Rows

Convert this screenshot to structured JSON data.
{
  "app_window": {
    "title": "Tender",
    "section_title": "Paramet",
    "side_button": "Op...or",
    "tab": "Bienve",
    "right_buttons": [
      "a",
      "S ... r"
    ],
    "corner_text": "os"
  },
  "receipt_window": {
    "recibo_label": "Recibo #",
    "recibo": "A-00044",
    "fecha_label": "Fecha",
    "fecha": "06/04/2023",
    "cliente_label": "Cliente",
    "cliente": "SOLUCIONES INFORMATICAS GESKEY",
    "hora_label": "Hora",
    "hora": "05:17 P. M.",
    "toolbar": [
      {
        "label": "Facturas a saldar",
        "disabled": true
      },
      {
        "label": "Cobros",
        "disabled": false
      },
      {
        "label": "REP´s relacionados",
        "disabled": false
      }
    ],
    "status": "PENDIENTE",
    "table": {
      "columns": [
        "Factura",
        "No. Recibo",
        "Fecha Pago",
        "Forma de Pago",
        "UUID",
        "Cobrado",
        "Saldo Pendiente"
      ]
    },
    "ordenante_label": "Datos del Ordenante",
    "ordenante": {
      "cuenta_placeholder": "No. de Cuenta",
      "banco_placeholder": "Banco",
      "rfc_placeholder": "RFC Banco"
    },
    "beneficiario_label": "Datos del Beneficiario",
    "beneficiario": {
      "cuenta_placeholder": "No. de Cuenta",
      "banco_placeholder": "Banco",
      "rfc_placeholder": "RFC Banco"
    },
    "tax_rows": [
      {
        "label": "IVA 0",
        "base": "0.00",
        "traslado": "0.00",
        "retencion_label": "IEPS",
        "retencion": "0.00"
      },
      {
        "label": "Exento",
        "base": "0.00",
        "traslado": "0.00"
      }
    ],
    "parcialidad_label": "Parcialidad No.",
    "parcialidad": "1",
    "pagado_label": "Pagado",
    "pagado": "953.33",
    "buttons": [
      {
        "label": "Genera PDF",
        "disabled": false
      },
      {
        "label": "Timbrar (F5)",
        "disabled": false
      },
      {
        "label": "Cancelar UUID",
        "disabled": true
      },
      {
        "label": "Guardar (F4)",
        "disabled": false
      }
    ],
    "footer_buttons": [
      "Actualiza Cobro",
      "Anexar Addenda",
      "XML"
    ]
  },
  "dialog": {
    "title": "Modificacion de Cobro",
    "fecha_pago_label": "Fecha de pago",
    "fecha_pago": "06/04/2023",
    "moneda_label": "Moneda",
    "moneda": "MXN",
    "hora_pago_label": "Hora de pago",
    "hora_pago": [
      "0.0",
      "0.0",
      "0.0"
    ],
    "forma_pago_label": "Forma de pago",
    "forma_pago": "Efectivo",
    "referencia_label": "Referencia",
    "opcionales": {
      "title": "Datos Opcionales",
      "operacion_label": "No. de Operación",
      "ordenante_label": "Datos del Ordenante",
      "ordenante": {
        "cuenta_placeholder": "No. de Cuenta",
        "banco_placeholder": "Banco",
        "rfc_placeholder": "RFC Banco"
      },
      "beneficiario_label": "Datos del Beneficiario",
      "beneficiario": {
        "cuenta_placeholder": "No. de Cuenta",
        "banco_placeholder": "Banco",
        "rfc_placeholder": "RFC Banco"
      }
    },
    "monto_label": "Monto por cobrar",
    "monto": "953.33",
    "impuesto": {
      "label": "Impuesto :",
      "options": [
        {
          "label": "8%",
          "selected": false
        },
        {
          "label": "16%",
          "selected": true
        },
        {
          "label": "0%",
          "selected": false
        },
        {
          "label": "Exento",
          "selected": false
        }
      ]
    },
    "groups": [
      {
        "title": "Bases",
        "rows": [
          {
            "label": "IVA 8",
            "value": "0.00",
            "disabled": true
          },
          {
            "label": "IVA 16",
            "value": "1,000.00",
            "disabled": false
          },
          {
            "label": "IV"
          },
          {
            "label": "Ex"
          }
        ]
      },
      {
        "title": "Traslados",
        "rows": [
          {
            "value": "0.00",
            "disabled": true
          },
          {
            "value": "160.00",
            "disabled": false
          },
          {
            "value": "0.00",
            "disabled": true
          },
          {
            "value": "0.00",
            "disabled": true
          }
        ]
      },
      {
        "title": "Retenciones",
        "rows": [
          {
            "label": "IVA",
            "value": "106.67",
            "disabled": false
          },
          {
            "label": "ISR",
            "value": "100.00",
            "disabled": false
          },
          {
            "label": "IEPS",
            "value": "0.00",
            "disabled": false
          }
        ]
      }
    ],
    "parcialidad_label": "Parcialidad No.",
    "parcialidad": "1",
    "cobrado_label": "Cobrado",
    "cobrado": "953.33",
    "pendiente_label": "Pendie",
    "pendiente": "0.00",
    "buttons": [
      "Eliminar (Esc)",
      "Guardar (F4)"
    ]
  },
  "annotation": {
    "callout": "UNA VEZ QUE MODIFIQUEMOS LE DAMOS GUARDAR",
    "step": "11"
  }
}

Problem details
Would you reproduce all the entries exactly?

Task result
Convert this screenshot to structured JSON data.
{
  "app_window": {
    "title": "Tender",
    "section_title": "Paramet",
    "side_button": "Op...or",
    "tab": "Bienve",
    "right_buttons": [
      "a",
      "S ... r"
    ],
    "corner_text": "os"
  },
  "receipt_window": {
    "recibo_label": "Recibo #",
    "recibo": "A-00044",
    "fecha_label": "Fecha",
    "fecha": "06/04/2023",
    "cliente_label": "Cliente",
    "cliente": "SOLUCIONES INFORMATICAS GESKEY",
    "hora_label": "Hora",
    "hora": "05:17 P. M.",
    "toolbar": [
      {
        "label": "Facturas a saldar",
        "disabled": true
      },
      {
        "label": "Cobros",
        "disabled": false
      },
      {
        "label": "REP´s relacionados",
        "disabled": false
      }
    ],
    "status": "PENDIENTE",
    "table": {
      "columns": [
        "Factura",
        "No. Recibo",
        "Fecha Pago",
        "Forma de Pago",
        "UUID",
        "Cobrado",
        "Saldo Pendiente"
      ]
    },
    "ordenante_label": "Datos del Ordenante",
    "ordenante": {
      "cuenta_placeholder": "No. de Cuenta",
      "banco_placeholder": "Banco",
      "rfc_placeholder": "RFC Banco"
    },
    "beneficiario_label": "Datos del Beneficiario",
    "beneficiario": {
      "cuenta_placeholder": "No. de Cuenta",
      "banco_placeholder": "Banco",
      "rfc_placeholder": "RFC Banco"
    },
    "tax_rows": [
      {
        "label": "IVA 0",
        "base": "0.00",
        "traslado": "0.00",
        "retencion_label": "IEPS",
        "retencion": "0.00"
      },
      {
        "label": "Exento",
        "base": "0.00",
        "traslado": "0.00"
      }
    ],
    "parcialidad_label": "Parcialidad No.",
    "parcialidad": "1",
    "pagado_label": "Pagado",
    "pagado": "953.33",
    "buttons": [
      {
        "label": "Genera PDF",
        "disabled": false
      },
      {
        "label": "Timbrar (F5)",
        "disabled": false
      },
      {
        "label": "Cancelar UUID",
        "disabled": true
      },
      {
        "label": "Guardar (F4)",
        "disabled": false
      }
    ],
    "footer_buttons": [
      "Actualiza Cobro",
      "Anexar Addenda",
      "XML"
    ]
  },
  "dialog": {
    "title": "Modificacion de Cobro",
    "fecha_pago_label": "Fecha de pago",
    "fecha_pago": "06/04/2023",
    "moneda_label": "Moneda",
    "moneda": "MXN",
    "hora_pago_label": "Hora de pago",
    "hora_pago": [
      "0.0",
      "0.0",
      "0.0"
    ],
    "forma_pago_label": "Forma de pago",
    "forma_pago": "Efectivo",
    "referencia_label": "Referencia",
    "opcionales": {
      "title": "Datos Opcionales",
      "operacion_label": "No. de Operación",
      "ordenante_label": "Datos del Ordenante",
      "ordenante": {
        "cuenta_placeholder": "No. de Cuenta",
        "banco_placeholder": "Banco",
        "rfc_placeholder": "RFC Banco"
      },
      "beneficiario_label": "Datos del Beneficiario",
      "beneficiario": {
        "cuenta_placeholder": "No. de Cuenta",
        "banco_placeholder": "Banco",
        "rfc_placeholder": "RFC Banco"
      }
    },
    "monto_label": "Monto por cobrar",
    "monto": "953.33",
    "impuesto": {
      "label": "Impuesto :",
      "options": [
        {
          "label": "8%",
          "selected": false
        },
        {
          "label": "16%",
          "selected": true
        },
        {
          "label": "0%",
          "selected": false
        },
        {
          "label": "Exento",
          "selected": false
        }
      ]
    },
    "groups": [
      {
        "title": "Bases",
        "rows": [
          {
            "label": "IVA 8",
            "value": "0.00",
            "disabled": true
          },
          {
            "label": "IVA 16",
            "value": "1,000.00",
            "disabled": false
          },
          {
            "label": "IV"
          },
          {
            "label": "Ex"
          }
        ]
      },
      {
        "title": "Traslados",
        "rows": [
          {
            "value": "0.00",
            "disabled": true
          },
          {
            "value": "160.00",
            "disabled": false
          },
          {
            "value": "0.00",
            "disabled": true
          },
          {
            "value": "0.00",
            "disabled": true
          }
        ]
      },
      {
        "title": "Retenciones",
        "rows": [
          {
            "label": "IVA",
            "value": "106.67",
            "disabled": false
          },
          {
            "label": "ISR",
            "value": "100.00",
            "disabled": false
          },
          {
            "label": "IEPS",
            "value": "0.00",
            "disabled": false
          }
        ]
      }
    ],
    "parcialidad_label": "Parcialidad No.",
    "parcialidad": "1",
    "cobrado_label": "Cobrado",
    "cobrado": "953.33",
    "pendiente_label": "Pendie",
    "pendiente": "0.00",
    "buttons": [
      "Eliminar (Esc)",
      "Guardar (F4)"
    ]
  },
  "annotation": {
    "callout": "UNA VEZ QUE MODIFIQUEMOS LE DAMOS GUARDAR",
    "step": "11"
  }
}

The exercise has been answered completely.